Task description: Repeat the listing below in full, exactly as it stands.

(Collection entries)
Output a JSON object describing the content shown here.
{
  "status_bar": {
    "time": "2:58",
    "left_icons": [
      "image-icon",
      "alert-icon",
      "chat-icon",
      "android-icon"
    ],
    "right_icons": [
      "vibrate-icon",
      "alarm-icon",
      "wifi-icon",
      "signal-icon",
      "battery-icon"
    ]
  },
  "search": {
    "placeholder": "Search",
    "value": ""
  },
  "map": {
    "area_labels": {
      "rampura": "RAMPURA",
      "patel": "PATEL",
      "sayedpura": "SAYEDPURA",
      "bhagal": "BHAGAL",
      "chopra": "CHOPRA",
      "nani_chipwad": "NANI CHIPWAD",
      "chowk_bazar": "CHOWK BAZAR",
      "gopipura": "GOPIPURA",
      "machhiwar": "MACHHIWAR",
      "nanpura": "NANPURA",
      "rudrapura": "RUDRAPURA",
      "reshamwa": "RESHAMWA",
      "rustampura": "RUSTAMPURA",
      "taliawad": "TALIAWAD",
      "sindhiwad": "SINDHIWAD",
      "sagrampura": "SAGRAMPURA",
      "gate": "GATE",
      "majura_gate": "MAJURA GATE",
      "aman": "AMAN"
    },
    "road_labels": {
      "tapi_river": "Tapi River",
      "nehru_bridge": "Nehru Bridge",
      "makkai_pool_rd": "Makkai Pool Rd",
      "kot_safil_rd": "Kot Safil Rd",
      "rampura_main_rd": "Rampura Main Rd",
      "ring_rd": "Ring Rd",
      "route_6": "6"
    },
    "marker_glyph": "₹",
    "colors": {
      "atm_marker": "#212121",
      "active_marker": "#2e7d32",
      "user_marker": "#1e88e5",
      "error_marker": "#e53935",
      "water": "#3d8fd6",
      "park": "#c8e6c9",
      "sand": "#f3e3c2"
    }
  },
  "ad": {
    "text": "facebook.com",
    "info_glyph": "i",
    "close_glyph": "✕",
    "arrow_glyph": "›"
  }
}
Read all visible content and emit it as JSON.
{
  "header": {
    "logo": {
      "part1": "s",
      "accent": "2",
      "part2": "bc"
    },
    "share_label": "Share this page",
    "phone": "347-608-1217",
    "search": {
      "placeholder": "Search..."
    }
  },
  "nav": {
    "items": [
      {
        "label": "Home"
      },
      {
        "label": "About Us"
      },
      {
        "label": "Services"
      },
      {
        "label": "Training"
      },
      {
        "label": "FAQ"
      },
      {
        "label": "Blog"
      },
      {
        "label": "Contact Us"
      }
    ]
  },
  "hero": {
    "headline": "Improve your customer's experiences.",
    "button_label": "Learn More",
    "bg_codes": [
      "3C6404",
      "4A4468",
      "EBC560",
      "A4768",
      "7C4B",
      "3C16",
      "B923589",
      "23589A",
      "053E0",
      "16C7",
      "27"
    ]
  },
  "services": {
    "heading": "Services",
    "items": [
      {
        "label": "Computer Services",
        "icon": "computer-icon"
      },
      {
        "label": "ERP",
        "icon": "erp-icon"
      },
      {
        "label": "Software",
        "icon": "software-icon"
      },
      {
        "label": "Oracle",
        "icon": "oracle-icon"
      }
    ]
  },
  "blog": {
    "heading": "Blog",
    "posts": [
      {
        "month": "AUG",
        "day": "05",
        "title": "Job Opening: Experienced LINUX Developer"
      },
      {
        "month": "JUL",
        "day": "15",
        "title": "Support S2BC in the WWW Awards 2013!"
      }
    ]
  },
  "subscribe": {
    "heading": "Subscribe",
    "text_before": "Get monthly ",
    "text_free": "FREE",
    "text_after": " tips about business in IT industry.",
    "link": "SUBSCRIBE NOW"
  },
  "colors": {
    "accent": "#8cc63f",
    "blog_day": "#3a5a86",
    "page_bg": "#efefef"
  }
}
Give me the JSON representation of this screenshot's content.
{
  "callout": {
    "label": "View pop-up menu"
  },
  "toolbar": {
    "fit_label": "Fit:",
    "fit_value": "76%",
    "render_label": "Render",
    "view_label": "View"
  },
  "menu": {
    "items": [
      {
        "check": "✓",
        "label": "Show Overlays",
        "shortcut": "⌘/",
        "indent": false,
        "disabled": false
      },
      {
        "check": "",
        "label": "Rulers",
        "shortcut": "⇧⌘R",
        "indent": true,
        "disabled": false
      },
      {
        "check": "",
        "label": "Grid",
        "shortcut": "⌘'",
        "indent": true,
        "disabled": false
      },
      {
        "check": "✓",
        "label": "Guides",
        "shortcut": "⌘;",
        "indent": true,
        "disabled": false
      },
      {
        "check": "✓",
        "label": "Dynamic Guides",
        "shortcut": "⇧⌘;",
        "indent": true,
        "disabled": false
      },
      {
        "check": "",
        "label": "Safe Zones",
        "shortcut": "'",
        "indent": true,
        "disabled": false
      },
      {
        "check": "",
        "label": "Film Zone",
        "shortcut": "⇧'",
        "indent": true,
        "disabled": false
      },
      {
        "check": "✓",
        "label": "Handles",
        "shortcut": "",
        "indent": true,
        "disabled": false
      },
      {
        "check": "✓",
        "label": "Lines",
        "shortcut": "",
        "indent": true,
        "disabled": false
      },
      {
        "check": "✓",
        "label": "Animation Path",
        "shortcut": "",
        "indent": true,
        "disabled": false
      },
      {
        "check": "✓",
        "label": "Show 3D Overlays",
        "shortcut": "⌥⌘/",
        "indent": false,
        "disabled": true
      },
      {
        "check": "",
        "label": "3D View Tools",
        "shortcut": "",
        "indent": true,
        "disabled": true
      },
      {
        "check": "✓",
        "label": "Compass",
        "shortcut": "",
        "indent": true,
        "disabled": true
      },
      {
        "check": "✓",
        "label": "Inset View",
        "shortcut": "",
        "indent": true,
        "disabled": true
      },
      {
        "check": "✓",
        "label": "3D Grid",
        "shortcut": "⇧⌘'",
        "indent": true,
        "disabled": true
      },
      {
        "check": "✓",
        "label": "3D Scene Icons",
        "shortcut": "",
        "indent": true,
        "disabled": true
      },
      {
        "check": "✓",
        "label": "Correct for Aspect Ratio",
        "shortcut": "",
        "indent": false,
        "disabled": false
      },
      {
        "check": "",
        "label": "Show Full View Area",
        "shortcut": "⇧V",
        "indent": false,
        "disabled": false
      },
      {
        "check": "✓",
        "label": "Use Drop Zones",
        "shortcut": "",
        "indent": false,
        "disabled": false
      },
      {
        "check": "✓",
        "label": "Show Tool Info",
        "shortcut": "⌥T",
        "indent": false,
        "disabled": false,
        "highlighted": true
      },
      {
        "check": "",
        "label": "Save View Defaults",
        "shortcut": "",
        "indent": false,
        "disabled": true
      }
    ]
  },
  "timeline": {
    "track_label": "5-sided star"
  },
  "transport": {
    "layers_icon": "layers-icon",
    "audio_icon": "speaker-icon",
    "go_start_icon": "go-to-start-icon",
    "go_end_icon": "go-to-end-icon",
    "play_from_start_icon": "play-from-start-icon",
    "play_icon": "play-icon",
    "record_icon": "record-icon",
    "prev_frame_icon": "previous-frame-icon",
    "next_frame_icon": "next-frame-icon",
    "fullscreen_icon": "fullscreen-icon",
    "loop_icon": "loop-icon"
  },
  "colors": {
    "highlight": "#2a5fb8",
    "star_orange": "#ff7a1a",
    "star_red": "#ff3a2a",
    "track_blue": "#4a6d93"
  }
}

Answer below:
Output a JSON object describing the content shown here.
{
  "status_bar": {
    "time": "2:58",
    "left_icons": [
      "image-icon",
      "alert-icon",
      "chat-icon",
      "android-icon"
    ],
    "right_icons": [
      "vibrate-icon",
      "alarm-icon",
      "wifi-icon",
      "signal-icon",
      "battery-icon"
    ]
  },
  "search": {
    "placeholder": "Search",
    "value": ""
  },
  "map": {
    "area_labels": {
      "rampura": "RAMPURA",
      "patel": "PATEL",
      "sayedpura": "SAYEDPURA",
      "bhagal": "BHAGAL",
      "chopra": "CHOPRA",
      "nani_chipwad": "NANI CHIPWAD",
      "chowk_bazar": "CHOWK BAZAR",
      "gopipura": "GOPIPURA",
      "machhiwar": "MACHHIWAR",
      "nanpura": "NANPURA",
      "rudrapura": "RUDRAPURA",
      "reshamwa": "RESHAMWA",
      "rustampura": "RUSTAMPURA",
      "taliawad": "TALIAWAD",
      "sindhiwad": "SINDHIWAD",
      "sagrampura": "SAGRAMPURA",
      "gate": "GATE",
      "majura_gate": "MAJURA GATE",
      "aman": "AMAN"
    },
    "road_labels": {
      "tapi_river": "Tapi River",
      "nehru_bridge": "Nehru Bridge",
      "makkai_pool_rd": "Makkai Pool Rd",
      "kot_safil_rd": "Kot Safil Rd",
      "rampura_main_rd": "Rampura Main Rd",
      "ring_rd": "Ring Rd",
      "route_6": "6"
    },
    "marker_glyph": "₹",
    "colors": {
      "atm_marker": "#212121",
      "active_marker": "#2e7d32",
      "user_marker": "#1e88e5",
      "error_marker": "#e53935",
      "water": "#3d8fd6",
      "park": "#c8e6c9",
      "sand": "#f3e3c2"
    }
  },
  "ad": {
    "text": "facebook.com",
    "info_glyph": "i",
    "close_glyph": "✕",
    "arrow_glyph": "›"
  }
}
Read all visible content and emit it as JSON.
{
  "header": {
    "logo": {
      "part1": "s",
      "accent": "2",
      "part2": "bc"
    },
    "share_label": "Share this page",
    "phone": "347-608-1217",
    "search": {
      "placeholder": "Search..."
    }
  },
  "nav": {
    "items": [
      {
        "label": "Home"
      },
      {
        "label": "About Us"
      },
      {
        "label": "Services"
      },
      {
        "label": "Training"
      },
      {
        "label": "FAQ"
      },
      {
        "label": "Blog"
      },
      {
        "label": "Contact Us"
      }
    ]
  },
  "hero": {
    "headline": "Improve your customer's experiences.",
    "button_label": "Learn More",
    "bg_codes": [
      "3C6404",
      "4A4468",
      "EBC560",
      "A4768",
      "7C4B",
      "3C16",
      "B923589",
      "23589A",
      "053E0",
      "16C7",
      "27"
    ]
  },
  "services": {
    "heading": "Services",
    "items": [
      {
        "label": "Computer Services",
        "icon": "computer-icon"
      },
      {
        "label": "ERP",
        "icon": "erp-icon"
      },
      {
        "label": "Software",
        "icon": "software-icon"
      },
      {
        "label": "Oracle",
        "icon": "oracle-icon"
      }
    ]
  },
  "blog": {
    "heading": "Blog",
    "posts": [
      {
        "month": "AUG",
        "day": "05",
        "title": "Job Opening: Experienced LINUX Developer"
      },
      {
        "month": "JUL",
        "day": "15",
        "title": "Support S2BC in the WWW Awards 2013!"
      }
    ]
  },
  "subscribe": {
    "heading": "Subscribe",
    "text_before": "Get monthly ",
    "text_free": "FREE",
    "text_after": " tips about business in IT industry.",
    "link": "SUBSCRIBE NOW"
  },
  "colors": {
    "accent": "#8cc63f",
    "blog_day": "#3a5a86",
    "page_bg": "#efefef"
  }
}
Give me the JSON representation of this screenshot's content.
{
  "callout": {
    "label": "View pop-up menu"
  },
  "toolbar": {
    "fit_label": "Fit:",
    "fit_value": "76%",
    "render_label": "Render",
    "view_label": "View"
  },
  "menu": {
    "items": [
      {
        "check": "✓",
        "label": "Show Overlays",
        "shortcut": "⌘/",
        "indent": false,
        "disabled": false
      },
      {
        "check": "",
        "label": "Rulers",
        "shortcut": "⇧⌘R",
        "indent": true,
        "disabled": false
      },
      {
        "check": "",
        "label": "Grid",
        "shortcut": "⌘'",
        "indent": true,
        "disabled": false
      },
      {
        "check": "✓",
        "label": "Guides",
        "shortcut": "⌘;",
        "indent": true,
        "disabled": false
      },
      {
        "check": "✓",
        "label": "Dynamic Guides",
        "shortcut": "⇧⌘;",
        "indent": true,
        "disabled": false
      },
      {
        "check": "",
        "label": "Safe Zones",
        "shortcut": "'",
        "indent": true,
        "disabled": false
      },
      {
        "check": "",
        "label": "Film Zone",
        "shortcut": "⇧'",
        "indent": true,
        "disabled": false
      },
      {
        "check": "✓",
        "label": "Handles",
        "shortcut": "",
        "indent": true,
        "disabled": false
      },
      {
        "check": "✓",
        "label": "Lines",
        "shortcut": "",
        "indent": true,
        "disabled": false
      },
      {
        "check": "✓",
        "label": "Animation Path",
        "shortcut": "",
        "indent": true,
        "disabled": false
      },
      {
        "check": "✓",
        "label": "Show 3D Overlays",
        "shortcut": "⌥⌘/",
        "indent": false,
        "disabled": true
      },
      {
        "check": "",
        "label": "3D View Tools",
        "shortcut": "",
        "indent": true,
        "disabled": true
      },
      {
        "check": "✓",
        "label": "Compass",
        "shortcut": "",
        "indent": true,
        "disabled": true
      },
      {
        "check": "✓",
        "label": "Inset View",
        "shortcut": "",
        "indent": true,
        "disabled": true
      },
      {
        "check": "✓",
        "label": "3D Grid",
        "shortcut": "⇧⌘'",
        "indent": true,
        "disabled": true
      },
      {
        "check": "✓",
        "label": "3D Scene Icons",
        "shortcut": "",
        "indent": true,
        "disabled": true
      },
      {
        "check": "✓",
        "label": "Correct for Aspect Ratio",
        "shortcut": "",
        "indent": false,
        "disabled": false
      },
      {
        "check": "",
        "label": "Show Full View Area",
        "shortcut": "⇧V",
        "indent": false,
        "disabled": false
      },
      {
        "check": "✓",
        "label": "Use Drop Zones",
        "shortcut": "",
        "indent": false,
        "disabled": false
      },
      {
        "check": "✓",
        "label": "Show Tool Info",
        "shortcut": "⌥T",
        "indent": false,
        "disabled": false,
        "highlighted": true
      },
      {
        "check": "",
        "label": "Save View Defaults",
        "shortcut": "",
        "indent": false,
        "disabled": true
      }
    ]
  },
  "timeline": {
    "track_label": "5-sided star"
  },
  "transport": {
    "layers_icon": "layers-icon",
    "audio_icon": "speaker-icon",
    "go_start_icon": "go-to-start-icon",
    "go_end_icon": "go-to-end-icon",
    "play_from_start_icon": "play-from-start-icon",
    "play_icon": "play-icon",
    "record_icon": "record-icon",
    "prev_frame_icon": "previous-frame-icon",
    "next_frame_icon": "next-frame-icon",
    "fullscreen_icon": "fullscreen-icon",
    "loop_icon": "loop-icon"
  },
  "colors": {
    "highlight": "#2a5fb8",
    "star_orange": "#ff7a1a",
    "star_red": "#ff3a2a",
    "track_blue": "#4a6d93"
  }
}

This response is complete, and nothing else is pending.